» **Supplied text**:
-*-*-

Arash Labbaf said that the reason he chooses to sing in his native language is because of his "deep attachment to Iran and Persian culture."

His debut album, Arash, was released by Warner Music Sweden in June 2005, after he had completed his college studies. His singles, "Boro Boro" ("Go Away") and "Temptation" (featuring Rebecca) made it to the hit lists around Europe. Their respective videos garnered significant airplay on more than 20 MTV outlets worldwide. In addition to successes in his home countries' music charts, namely Sweden and Iran, the platinum-selling singer and producer Arash has had hits notably in Eastern European and South-East European charts like Russia, Ukraine, Greece, Bulgaria, Poland, Hungary, Georgia, Armenia, Azerbaijan, Serbia, Slovakia, Slovenia, Romania, Turkey and in Asian music charts like in Tajikistan, Kazakhstan, Afghanistan, Uzbekistan and throughout the Arab Middle Eastern countries. His singles have been charted many times on the Swiss and Finnish charts, and he is especially famous in Poland.

-*-*-

» **Given data**:
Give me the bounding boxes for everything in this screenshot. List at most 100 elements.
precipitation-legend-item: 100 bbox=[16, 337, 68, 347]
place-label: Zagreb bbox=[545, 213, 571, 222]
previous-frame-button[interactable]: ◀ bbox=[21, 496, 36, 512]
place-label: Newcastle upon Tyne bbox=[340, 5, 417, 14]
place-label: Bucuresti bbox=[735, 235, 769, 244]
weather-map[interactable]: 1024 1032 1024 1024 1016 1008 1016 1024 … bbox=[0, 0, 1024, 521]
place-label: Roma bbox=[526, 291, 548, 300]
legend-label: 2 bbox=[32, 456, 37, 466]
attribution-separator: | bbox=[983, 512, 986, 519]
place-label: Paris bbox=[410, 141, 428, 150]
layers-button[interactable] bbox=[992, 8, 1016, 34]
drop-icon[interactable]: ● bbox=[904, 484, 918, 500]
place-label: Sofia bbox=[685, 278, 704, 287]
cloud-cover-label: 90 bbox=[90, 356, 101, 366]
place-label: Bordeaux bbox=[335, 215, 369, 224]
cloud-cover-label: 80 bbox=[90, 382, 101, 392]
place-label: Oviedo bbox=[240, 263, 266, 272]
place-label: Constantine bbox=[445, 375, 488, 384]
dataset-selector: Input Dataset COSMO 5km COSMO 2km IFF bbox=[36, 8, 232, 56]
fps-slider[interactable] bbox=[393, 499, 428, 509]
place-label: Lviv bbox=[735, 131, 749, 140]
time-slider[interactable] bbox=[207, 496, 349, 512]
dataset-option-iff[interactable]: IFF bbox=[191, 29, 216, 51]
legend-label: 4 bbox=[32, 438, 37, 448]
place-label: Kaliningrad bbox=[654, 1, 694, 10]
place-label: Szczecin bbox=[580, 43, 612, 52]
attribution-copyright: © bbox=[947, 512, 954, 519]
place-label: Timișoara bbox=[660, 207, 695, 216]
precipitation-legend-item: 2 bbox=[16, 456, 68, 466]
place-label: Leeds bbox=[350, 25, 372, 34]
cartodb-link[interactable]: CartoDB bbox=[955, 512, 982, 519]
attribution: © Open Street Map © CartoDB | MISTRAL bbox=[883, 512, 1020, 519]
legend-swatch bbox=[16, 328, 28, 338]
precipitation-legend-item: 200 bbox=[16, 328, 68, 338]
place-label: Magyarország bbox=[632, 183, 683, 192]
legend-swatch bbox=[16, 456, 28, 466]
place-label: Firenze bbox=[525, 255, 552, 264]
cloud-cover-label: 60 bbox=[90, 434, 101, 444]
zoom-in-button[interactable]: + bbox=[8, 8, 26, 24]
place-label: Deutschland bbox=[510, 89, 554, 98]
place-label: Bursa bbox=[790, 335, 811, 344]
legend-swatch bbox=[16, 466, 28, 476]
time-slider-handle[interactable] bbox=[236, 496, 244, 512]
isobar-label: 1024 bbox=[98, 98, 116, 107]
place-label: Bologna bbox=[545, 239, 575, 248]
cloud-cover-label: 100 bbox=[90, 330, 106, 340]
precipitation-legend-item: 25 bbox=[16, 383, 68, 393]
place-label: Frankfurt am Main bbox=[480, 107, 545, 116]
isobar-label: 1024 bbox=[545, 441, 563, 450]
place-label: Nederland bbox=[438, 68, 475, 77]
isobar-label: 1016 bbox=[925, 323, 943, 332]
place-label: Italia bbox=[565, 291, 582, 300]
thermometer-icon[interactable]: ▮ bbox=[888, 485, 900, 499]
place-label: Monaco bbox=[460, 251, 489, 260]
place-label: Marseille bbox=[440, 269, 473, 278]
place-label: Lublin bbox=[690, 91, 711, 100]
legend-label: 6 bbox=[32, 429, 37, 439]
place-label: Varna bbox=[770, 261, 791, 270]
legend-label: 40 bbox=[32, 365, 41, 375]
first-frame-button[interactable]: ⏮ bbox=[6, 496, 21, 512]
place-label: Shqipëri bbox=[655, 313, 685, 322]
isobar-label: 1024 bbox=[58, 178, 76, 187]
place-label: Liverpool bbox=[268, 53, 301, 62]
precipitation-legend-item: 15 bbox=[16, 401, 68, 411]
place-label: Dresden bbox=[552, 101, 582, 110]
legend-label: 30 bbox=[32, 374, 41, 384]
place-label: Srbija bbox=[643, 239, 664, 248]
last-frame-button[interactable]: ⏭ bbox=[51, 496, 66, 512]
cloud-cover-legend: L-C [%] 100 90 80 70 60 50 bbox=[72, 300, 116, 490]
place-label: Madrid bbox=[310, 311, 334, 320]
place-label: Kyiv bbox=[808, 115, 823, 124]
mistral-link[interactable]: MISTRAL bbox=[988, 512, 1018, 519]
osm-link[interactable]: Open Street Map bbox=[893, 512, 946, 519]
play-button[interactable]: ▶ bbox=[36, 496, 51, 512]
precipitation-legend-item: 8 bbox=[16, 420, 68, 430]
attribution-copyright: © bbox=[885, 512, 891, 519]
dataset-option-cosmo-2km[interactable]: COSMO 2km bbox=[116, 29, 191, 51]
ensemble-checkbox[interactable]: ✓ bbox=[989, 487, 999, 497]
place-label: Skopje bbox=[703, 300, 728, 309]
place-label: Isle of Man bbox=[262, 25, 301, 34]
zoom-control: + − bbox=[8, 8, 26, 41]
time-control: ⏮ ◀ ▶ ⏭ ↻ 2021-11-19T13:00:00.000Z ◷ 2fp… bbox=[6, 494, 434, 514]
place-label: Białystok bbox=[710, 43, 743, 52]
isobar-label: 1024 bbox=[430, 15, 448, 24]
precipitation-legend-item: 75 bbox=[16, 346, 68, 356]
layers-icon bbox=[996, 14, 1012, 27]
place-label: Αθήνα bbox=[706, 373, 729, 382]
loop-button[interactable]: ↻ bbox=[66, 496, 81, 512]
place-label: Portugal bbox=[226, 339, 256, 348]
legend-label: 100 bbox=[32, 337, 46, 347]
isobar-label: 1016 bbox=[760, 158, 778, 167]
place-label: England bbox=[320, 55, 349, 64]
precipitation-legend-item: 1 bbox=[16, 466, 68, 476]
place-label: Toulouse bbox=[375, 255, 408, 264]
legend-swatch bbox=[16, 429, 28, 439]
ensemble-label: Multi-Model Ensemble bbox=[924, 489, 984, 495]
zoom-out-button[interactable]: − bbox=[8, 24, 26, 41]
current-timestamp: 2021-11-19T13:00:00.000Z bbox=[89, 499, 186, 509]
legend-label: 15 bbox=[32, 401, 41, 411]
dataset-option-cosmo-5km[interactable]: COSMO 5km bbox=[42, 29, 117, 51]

-*-*-

» **Brief A**: According to the text about the singer Arash, why does he choose to sing in his native language? Answer in one to three sentences.
» **Brief B**: Extend the text about the singer Arash with a further passage that picks up right after its final sentence.
Nothing in the listing is needed for this work.

» **Written answer A**: Arash Labbaf sings in his native language because of what he calls his "deep attachment to Iran and Persian culture."

» **Written answer B**:
Arash's records were certified gold in 5 countries: his album Arash in Germany, Russia, Slovenia, and Greece and the single "Boro Boro" in Sweden. This song was also featured in the Hindi Bollywood film Bluffmaster!, and he was the featured Artist of the Month on MTV India.

Helena did not take part in the music video of "Pure Love", although her voice was featured in it. The video starred Arash, together with the Venezuelan beauty queen, Marianne Puglia.

Arash has produced, along with Thomas G:son, Robert Uhlmann, and Johan Bejerholm the Swedish entry to the Junior Eurovision Song Contest 2010 "Allt jag vill ha" that was performed by Josefine Ridell.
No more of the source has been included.